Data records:

───

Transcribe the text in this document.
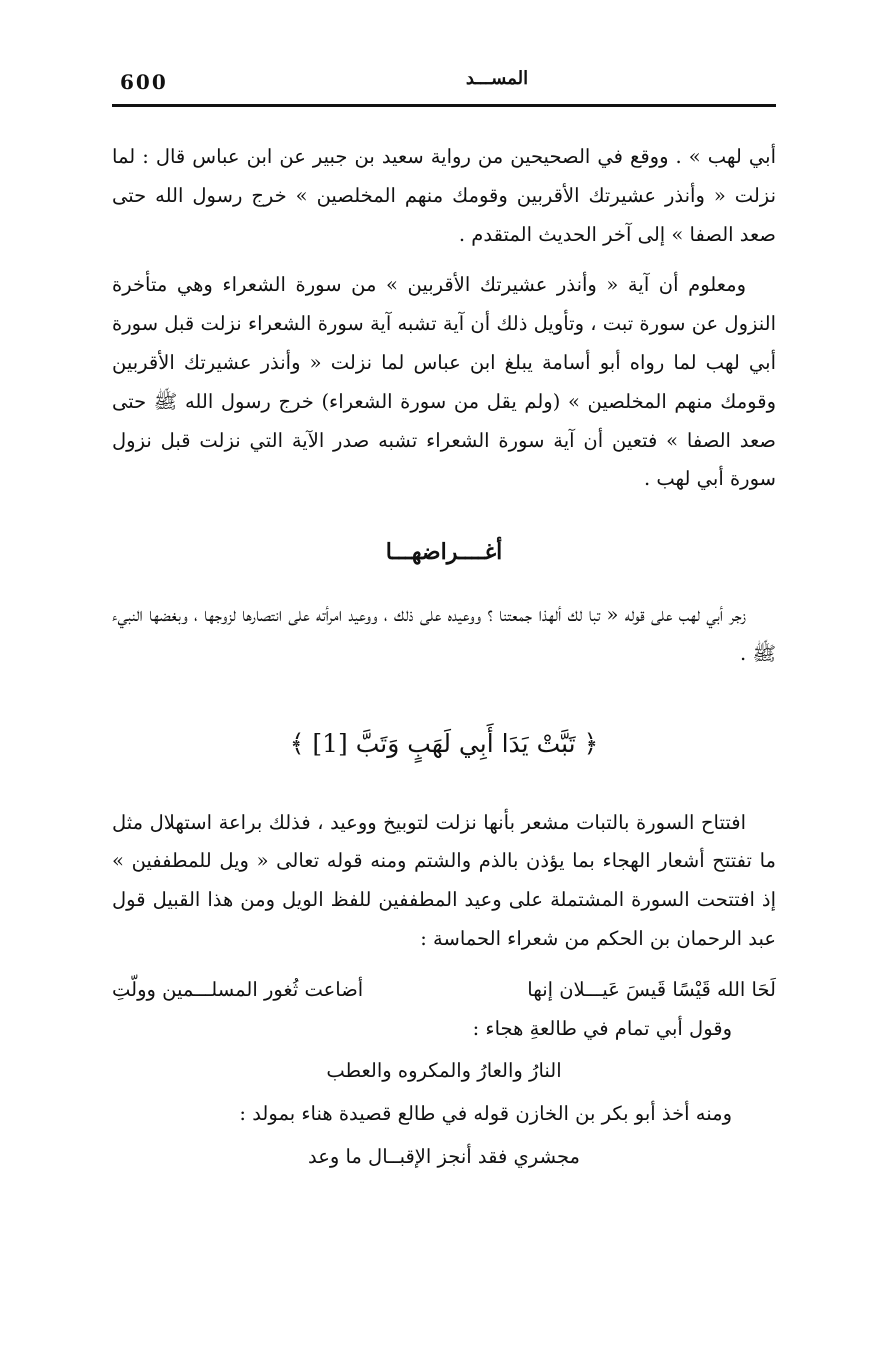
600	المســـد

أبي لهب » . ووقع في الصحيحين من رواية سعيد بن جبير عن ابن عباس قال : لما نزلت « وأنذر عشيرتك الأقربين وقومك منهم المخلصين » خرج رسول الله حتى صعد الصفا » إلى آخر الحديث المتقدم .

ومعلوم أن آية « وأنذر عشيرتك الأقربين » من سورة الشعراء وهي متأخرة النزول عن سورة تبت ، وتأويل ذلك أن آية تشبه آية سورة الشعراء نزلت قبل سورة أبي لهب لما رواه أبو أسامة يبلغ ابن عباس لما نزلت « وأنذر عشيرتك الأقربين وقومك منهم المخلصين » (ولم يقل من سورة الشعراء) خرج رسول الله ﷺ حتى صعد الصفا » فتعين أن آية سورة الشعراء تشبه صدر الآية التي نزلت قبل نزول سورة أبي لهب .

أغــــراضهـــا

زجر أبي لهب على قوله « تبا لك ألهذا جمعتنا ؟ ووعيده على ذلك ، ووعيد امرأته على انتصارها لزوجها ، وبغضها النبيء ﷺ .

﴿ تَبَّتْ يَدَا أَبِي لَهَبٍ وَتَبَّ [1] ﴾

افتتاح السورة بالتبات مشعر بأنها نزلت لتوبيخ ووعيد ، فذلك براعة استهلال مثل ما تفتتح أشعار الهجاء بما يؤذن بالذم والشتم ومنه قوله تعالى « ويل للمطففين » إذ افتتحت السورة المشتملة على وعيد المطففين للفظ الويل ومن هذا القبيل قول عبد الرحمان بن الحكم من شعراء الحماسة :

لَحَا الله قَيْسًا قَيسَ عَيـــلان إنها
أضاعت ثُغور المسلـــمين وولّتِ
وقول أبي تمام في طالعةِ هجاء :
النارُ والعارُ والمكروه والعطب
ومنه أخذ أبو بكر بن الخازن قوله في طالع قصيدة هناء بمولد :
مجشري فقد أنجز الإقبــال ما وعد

───

Copy every entry word for word, but omit the pictures.

Transcribe the text in this document.
600	المســـد

أبي لهب » . ووقع في الصحيحين من رواية سعيد بن جبير عن ابن عباس قال : لما نزلت « وأنذر عشيرتك الأقربين وقومك منهم المخلصين » خرج رسول الله حتى صعد الصفا » إلى آخر الحديث المتقدم .

ومعلوم أن آية « وأنذر عشيرتك الأقربين » من سورة الشعراء وهي متأخرة النزول عن سورة تبت ، وتأويل ذلك أن آية تشبه آية سورة الشعراء نزلت قبل سورة أبي لهب لما رواه أبو أسامة يبلغ ابن عباس لما نزلت « وأنذر عشيرتك الأقربين وقومك منهم المخلصين » (ولم يقل من سورة الشعراء) خرج رسول الله ﷺ حتى صعد الصفا » فتعين أن آية سورة الشعراء تشبه صدر الآية التي نزلت قبل نزول سورة أبي لهب .

أغــــراضهـــا

زجر أبي لهب على قوله « تبا لك ألهذا جمعتنا ؟ ووعيده على ذلك ، ووعيد امرأته على انتصارها لزوجها ، وبغضها النبيء ﷺ .

﴿ تَبَّتْ يَدَا أَبِي لَهَبٍ وَتَبَّ [1] ﴾

افتتاح السورة بالتبات مشعر بأنها نزلت لتوبيخ ووعيد ، فذلك براعة استهلال مثل ما تفتتح أشعار الهجاء بما يؤذن بالذم والشتم ومنه قوله تعالى « ويل للمطففين » إذ افتتحت السورة المشتملة على وعيد المطففين للفظ الويل ومن هذا القبيل قول عبد الرحمان بن الحكم من شعراء الحماسة :

لَحَا الله قَيْسًا قَيسَ عَيـــلان إنها
أضاعت ثُغور المسلـــمين وولّتِ
وقول أبي تمام في طالعةِ هجاء :
النارُ والعارُ والمكروه والعطب
ومنه أخذ أبو بكر بن الخازن قوله في طالع قصيدة هناء بمولد :
مجشري فقد أنجز الإقبــال ما وعد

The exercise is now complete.